## [Exercise inputs]
━━━━━━

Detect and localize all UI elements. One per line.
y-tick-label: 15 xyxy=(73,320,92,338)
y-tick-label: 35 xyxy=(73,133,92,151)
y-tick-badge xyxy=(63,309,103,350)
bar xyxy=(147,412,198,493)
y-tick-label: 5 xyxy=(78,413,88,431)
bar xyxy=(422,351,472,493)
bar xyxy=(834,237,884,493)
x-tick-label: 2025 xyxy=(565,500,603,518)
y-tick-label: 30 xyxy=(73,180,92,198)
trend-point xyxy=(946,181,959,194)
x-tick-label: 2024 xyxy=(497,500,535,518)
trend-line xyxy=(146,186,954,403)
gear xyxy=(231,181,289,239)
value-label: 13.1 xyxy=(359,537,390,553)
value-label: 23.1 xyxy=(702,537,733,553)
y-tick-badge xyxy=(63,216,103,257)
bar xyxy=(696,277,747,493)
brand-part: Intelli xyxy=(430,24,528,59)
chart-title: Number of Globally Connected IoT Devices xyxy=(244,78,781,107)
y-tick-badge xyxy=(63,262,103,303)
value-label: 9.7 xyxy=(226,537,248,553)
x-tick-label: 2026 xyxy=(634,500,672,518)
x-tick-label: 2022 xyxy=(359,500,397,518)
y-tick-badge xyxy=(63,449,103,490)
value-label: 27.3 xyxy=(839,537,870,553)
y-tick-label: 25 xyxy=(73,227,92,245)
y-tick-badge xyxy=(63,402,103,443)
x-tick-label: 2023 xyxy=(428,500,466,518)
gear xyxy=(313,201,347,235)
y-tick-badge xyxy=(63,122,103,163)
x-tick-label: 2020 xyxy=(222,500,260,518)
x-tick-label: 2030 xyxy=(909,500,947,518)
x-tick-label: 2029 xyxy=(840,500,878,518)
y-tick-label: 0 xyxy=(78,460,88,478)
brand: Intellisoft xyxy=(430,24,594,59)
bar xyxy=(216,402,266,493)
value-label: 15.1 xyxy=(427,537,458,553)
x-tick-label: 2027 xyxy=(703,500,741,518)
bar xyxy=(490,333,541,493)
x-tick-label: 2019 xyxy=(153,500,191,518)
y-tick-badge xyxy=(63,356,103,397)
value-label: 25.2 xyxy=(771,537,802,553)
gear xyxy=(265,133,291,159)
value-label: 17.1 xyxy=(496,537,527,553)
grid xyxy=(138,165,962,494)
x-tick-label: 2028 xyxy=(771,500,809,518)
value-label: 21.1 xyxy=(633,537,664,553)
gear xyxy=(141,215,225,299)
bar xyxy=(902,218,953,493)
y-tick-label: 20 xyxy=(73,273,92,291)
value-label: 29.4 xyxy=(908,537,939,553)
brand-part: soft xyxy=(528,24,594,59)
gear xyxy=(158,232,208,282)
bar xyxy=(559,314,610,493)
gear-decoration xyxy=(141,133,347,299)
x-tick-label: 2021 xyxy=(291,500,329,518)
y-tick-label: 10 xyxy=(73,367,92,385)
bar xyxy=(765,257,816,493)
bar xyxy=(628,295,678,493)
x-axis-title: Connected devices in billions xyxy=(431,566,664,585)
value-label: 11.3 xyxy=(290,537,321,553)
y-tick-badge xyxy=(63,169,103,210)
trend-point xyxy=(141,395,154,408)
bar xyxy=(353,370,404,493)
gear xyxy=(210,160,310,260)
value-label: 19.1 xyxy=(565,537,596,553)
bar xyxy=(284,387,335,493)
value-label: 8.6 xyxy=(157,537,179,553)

━━━━━━

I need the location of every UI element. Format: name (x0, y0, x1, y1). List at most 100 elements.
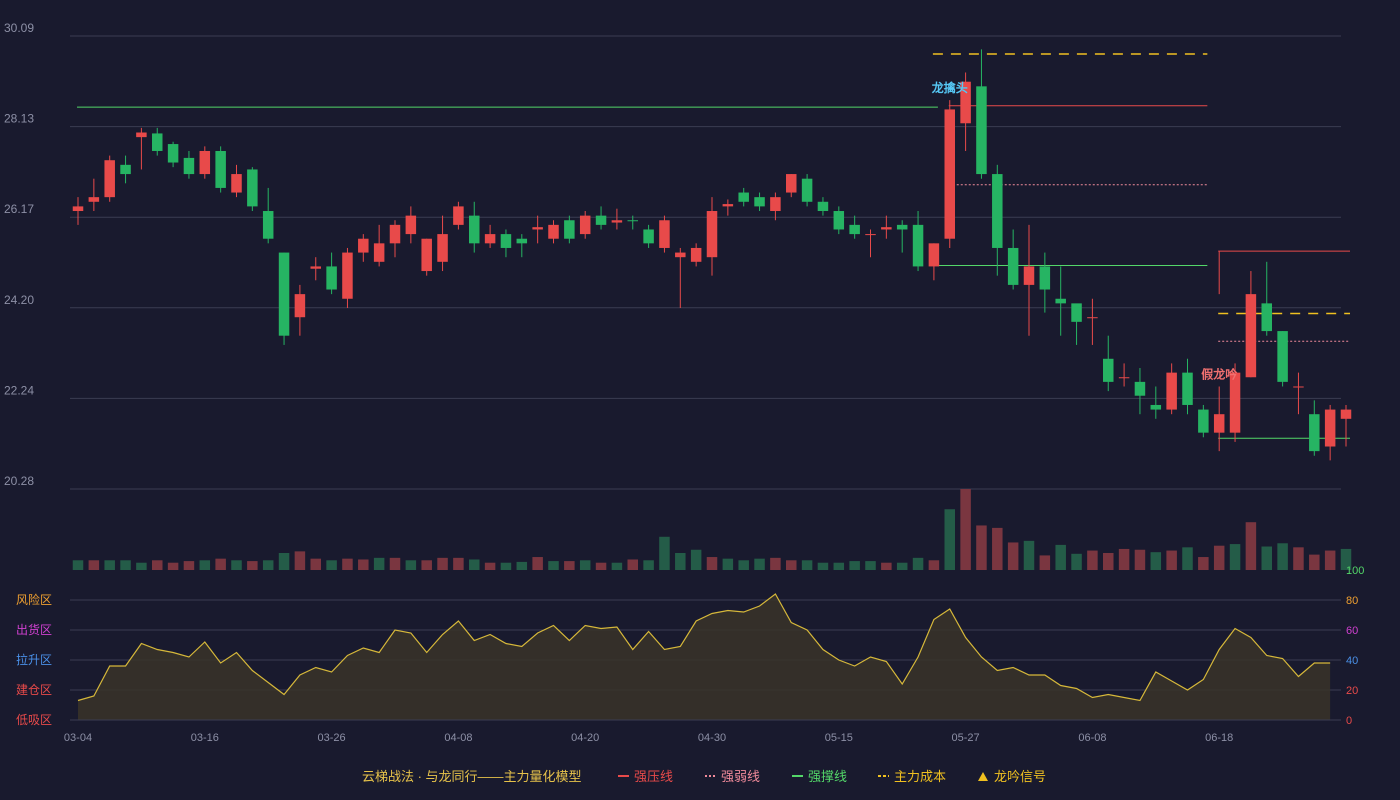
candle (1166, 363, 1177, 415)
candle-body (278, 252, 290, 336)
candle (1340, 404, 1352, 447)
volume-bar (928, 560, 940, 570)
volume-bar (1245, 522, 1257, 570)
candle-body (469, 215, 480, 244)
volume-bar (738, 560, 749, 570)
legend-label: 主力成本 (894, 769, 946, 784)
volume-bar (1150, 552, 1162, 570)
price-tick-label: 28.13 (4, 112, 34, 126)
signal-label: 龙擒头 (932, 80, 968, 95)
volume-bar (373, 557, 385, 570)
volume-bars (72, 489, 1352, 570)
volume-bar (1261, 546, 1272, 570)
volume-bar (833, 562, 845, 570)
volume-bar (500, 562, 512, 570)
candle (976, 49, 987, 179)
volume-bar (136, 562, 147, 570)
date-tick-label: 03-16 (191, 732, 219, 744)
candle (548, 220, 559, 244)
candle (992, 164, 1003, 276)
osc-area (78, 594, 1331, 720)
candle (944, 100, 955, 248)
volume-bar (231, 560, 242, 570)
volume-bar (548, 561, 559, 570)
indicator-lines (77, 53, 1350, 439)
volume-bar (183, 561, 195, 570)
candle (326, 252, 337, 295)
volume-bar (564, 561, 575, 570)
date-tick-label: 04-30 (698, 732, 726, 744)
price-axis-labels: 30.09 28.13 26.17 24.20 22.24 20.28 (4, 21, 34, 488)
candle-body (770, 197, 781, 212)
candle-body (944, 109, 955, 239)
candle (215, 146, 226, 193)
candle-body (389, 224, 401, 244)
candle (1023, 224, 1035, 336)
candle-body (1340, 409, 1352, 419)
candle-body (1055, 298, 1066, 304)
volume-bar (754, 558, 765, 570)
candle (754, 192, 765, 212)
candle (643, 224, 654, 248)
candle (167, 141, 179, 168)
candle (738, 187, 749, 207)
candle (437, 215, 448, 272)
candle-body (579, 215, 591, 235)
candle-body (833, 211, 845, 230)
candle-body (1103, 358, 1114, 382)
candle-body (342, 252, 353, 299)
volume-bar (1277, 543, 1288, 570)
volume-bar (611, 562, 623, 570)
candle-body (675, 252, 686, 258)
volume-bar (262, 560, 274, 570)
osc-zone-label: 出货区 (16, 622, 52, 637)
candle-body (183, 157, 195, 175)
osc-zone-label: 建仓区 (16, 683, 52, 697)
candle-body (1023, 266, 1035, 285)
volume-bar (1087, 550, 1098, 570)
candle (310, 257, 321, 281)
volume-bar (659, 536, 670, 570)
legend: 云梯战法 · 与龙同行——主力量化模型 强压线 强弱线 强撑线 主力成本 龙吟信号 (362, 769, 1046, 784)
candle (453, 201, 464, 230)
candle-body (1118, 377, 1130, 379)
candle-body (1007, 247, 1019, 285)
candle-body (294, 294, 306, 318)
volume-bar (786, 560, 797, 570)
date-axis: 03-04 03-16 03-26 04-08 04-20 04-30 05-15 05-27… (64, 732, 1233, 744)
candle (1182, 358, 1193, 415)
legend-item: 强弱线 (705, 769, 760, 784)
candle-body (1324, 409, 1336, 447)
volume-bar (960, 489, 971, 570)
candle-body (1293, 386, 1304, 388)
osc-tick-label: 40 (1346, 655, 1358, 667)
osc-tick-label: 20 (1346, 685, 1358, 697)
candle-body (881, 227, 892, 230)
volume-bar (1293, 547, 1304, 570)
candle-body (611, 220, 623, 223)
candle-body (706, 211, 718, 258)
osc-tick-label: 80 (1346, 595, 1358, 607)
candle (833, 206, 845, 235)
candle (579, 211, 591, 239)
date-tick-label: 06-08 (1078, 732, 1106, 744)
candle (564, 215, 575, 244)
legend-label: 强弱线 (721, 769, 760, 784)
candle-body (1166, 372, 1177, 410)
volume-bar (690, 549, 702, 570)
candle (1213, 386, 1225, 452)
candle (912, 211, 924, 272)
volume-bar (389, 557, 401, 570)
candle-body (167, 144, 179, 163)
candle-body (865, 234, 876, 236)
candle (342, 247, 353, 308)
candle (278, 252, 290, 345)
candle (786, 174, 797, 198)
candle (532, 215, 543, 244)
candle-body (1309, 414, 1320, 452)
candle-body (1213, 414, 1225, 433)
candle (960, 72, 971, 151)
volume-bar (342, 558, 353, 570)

━━━━━━

## [Your objective]
Repeat only the data from the line that contains "Detect and localize" through the line that contains "y-tick-badge xyxy=(63,449,103,490)", with "value-label" replaced by "bar-value-label" wherever it occurs and every other part left unchanged.

## [Exercise result]
Detect and localize all UI elements. One per line.
y-tick-label: 15 xyxy=(73,320,92,338)
y-tick-label: 35 xyxy=(73,133,92,151)
y-tick-badge xyxy=(63,309,103,350)
bar xyxy=(147,412,198,493)
y-tick-label: 5 xyxy=(78,413,88,431)
bar xyxy=(422,351,472,493)
bar xyxy=(834,237,884,493)
x-tick-label: 2025 xyxy=(565,500,603,518)
y-tick-label: 30 xyxy=(73,180,92,198)
trend-point xyxy=(946,181,959,194)
x-tick-label: 2024 xyxy=(497,500,535,518)
trend-line xyxy=(146,186,954,403)
gear xyxy=(231,181,289,239)
bar-value-label: 13.1 xyxy=(359,537,390,553)
bar-value-label: 23.1 xyxy=(702,537,733,553)
y-tick-badge xyxy=(63,216,103,257)
bar xyxy=(696,277,747,493)
brand-part: Intelli xyxy=(430,24,528,59)
chart-title: Number of Globally Connected IoT Devices xyxy=(244,78,781,107)
y-tick-badge xyxy=(63,262,103,303)
bar-value-label: 9.7 xyxy=(226,537,248,553)
x-tick-label: 2026 xyxy=(634,500,672,518)
x-tick-label: 2022 xyxy=(359,500,397,518)
y-tick-badge xyxy=(63,449,103,490)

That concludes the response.